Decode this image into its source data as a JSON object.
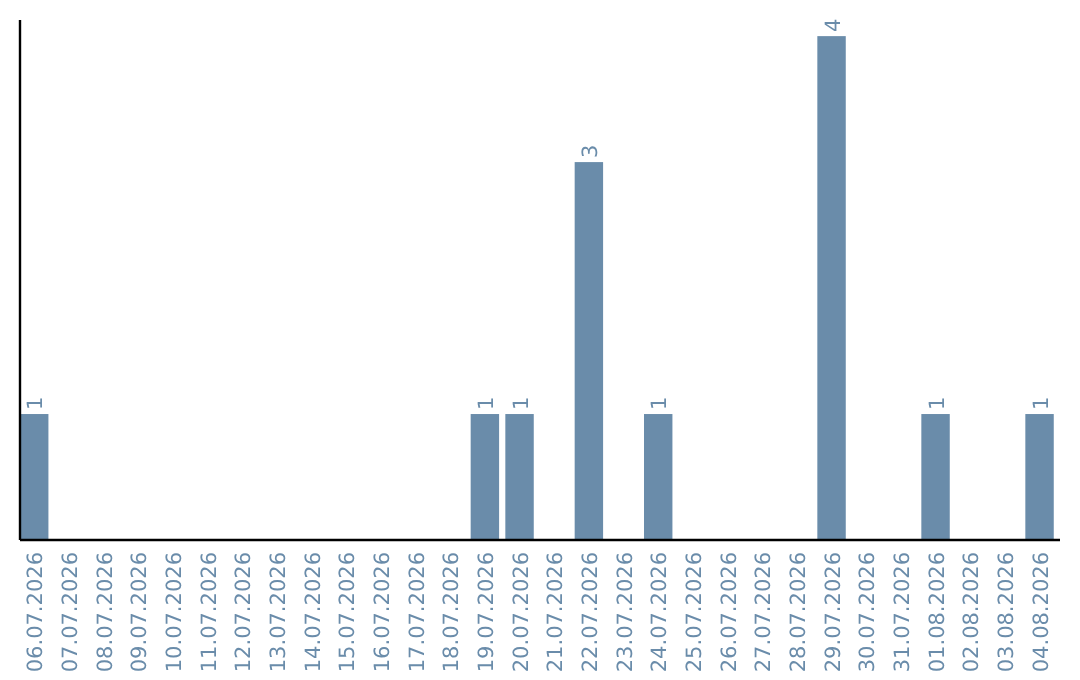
{
  "chart_data": {
    "type": "bar",
    "categories": [
      "06.07.2026",
      "07.07.2026",
      "08.07.2026",
      "09.07.2026",
      "10.07.2026",
      "11.07.2026",
      "12.07.2026",
      "13.07.2026",
      "14.07.2026",
      "15.07.2026",
      "16.07.2026",
      "17.07.2026",
      "18.07.2026",
      "19.07.2026",
      "20.07.2026",
      "21.07.2026",
      "22.07.2026",
      "23.07.2026",
      "24.07.2026",
      "25.07.2026",
      "26.07.2026",
      "27.07.2026",
      "28.07.2026",
      "29.07.2026",
      "30.07.2026",
      "31.07.2026",
      "01.08.2026",
      "02.08.2026",
      "03.08.2026",
      "04.08.2026"
    ],
    "values": [
      1,
      0,
      0,
      0,
      0,
      0,
      0,
      0,
      0,
      0,
      0,
      0,
      0,
      1,
      1,
      0,
      3,
      0,
      1,
      0,
      0,
      0,
      0,
      4,
      0,
      0,
      1,
      0,
      0,
      1
    ],
    "value_labels": [
      "1",
      null,
      null,
      null,
      null,
      null,
      null,
      null,
      null,
      null,
      null,
      null,
      null,
      "1",
      "1",
      null,
      "3",
      null,
      "1",
      null,
      null,
      null,
      null,
      "4",
      null,
      null,
      "1",
      null,
      null,
      "1"
    ],
    "color": "#6a8caa",
    "tick_labels": "x"
  }
}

-------

WRITTEN INSTRUCTION
Make an exact copy of every record, pictures excluded.

TASK RESPONSE
Decode this image into its source data as a JSON object.
{
  "chart_data": {
    "type": "bar",
    "categories": [
      "06.07.2026",
      "07.07.2026",
      "08.07.2026",
      "09.07.2026",
      "10.07.2026",
      "11.07.2026",
      "12.07.2026",
      "13.07.2026",
      "14.07.2026",
      "15.07.2026",
      "16.07.2026",
      "17.07.2026",
      "18.07.2026",
      "19.07.2026",
      "20.07.2026",
      "21.07.2026",
      "22.07.2026",
      "23.07.2026",
      "24.07.2026",
      "25.07.2026",
      "26.07.2026",
      "27.07.2026",
      "28.07.2026",
      "29.07.2026",
      "30.07.2026",
      "31.07.2026",
      "01.08.2026",
      "02.08.2026",
      "03.08.2026",
      "04.08.2026"
    ],
    "values": [
      1,
      0,
      0,
      0,
      0,
      0,
      0,
      0,
      0,
      0,
      0,
      0,
      0,
      1,
      1,
      0,
      3,
      0,
      1,
      0,
      0,
      0,
      0,
      4,
      0,
      0,
      1,
      0,
      0,
      1
    ],
    "value_labels": [
      "1",
      null,
      null,
      null,
      null,
      null,
      null,
      null,
      null,
      null,
      null,
      null,
      null,
      "1",
      "1",
      null,
      "3",
      null,
      "1",
      null,
      null,
      null,
      null,
      "4",
      null,
      null,
      "1",
      null,
      null,
      "1"
    ],
    "color": "#6a8caa",
    "tick_labels": "x"
  }
}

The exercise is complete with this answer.